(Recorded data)
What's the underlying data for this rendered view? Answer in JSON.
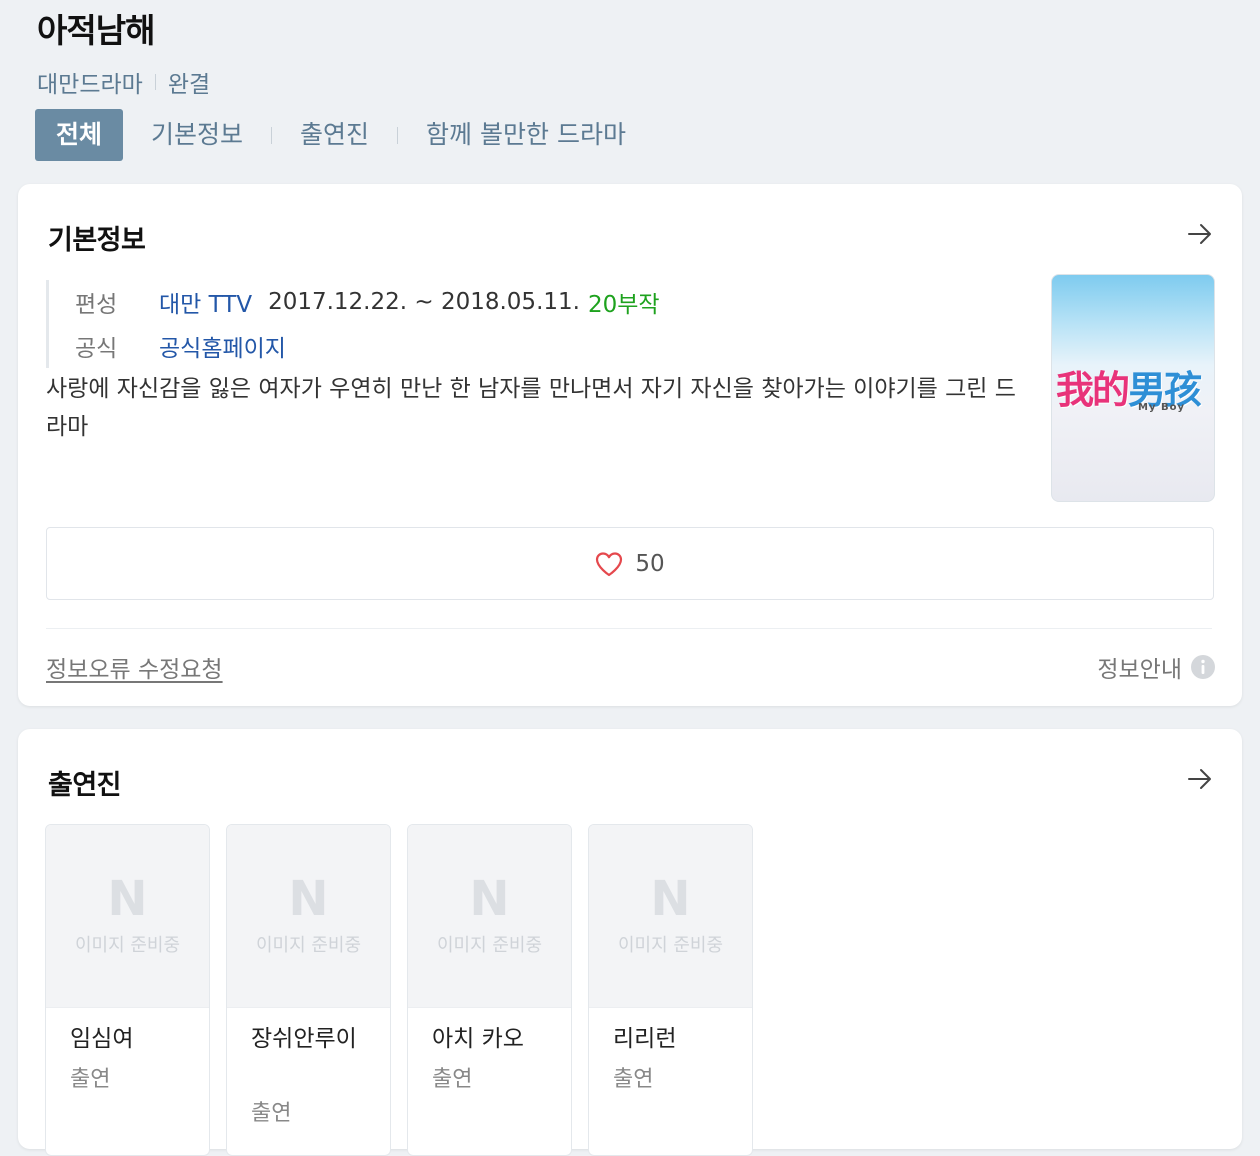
{
  "header": {
    "title": "아적남해",
    "genre": "대만드라마",
    "status": "완결"
  },
  "tabs": [
    {
      "label": "전체",
      "active": true
    },
    {
      "label": "기본정보",
      "active": false
    },
    {
      "label": "출연진",
      "active": false
    },
    {
      "label": "함께 볼만한 드라마",
      "active": false
    }
  ],
  "info": {
    "section_title": "기본정보",
    "broadcast_label": "편성",
    "broadcaster": "대만 TTV",
    "period": "2017.12.22. ~ 2018.05.11.",
    "episodes": "20부작",
    "official_label": "공식",
    "official_link": "공식홈페이지",
    "synopsis": "사랑에 자신감을 잃은 여자가 우연히 만난 한 남자를 만나면서 자기 자신을 찾아가는 이야기를 그린 드라마",
    "poster_title_pink": "我的",
    "poster_title_blue": "男孩",
    "poster_subtitle": "My Boy",
    "like_count": "50",
    "report_link": "정보오류 수정요청",
    "info_guide": "정보안내"
  },
  "cast": {
    "section_title": "출연진",
    "placeholder_logo": "N",
    "placeholder_text": "이미지 준비중",
    "members": [
      {
        "name": "임심여",
        "role": "출연"
      },
      {
        "name": "장쉬안루이",
        "role": "출연"
      },
      {
        "name": "아치 카오",
        "role": "출연"
      },
      {
        "name": "리리런",
        "role": "출연"
      }
    ]
  },
  "colors": {
    "accent_tab": "#6a8ba3",
    "link_blue": "#2357a8",
    "episodes_green": "#1ea21e",
    "heart_red": "#e5484d",
    "page_bg": "#eef1f4"
  }
}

** Task instructions **
Determine how many lines in the records contain "name", and reply with the number only.

** The response **
4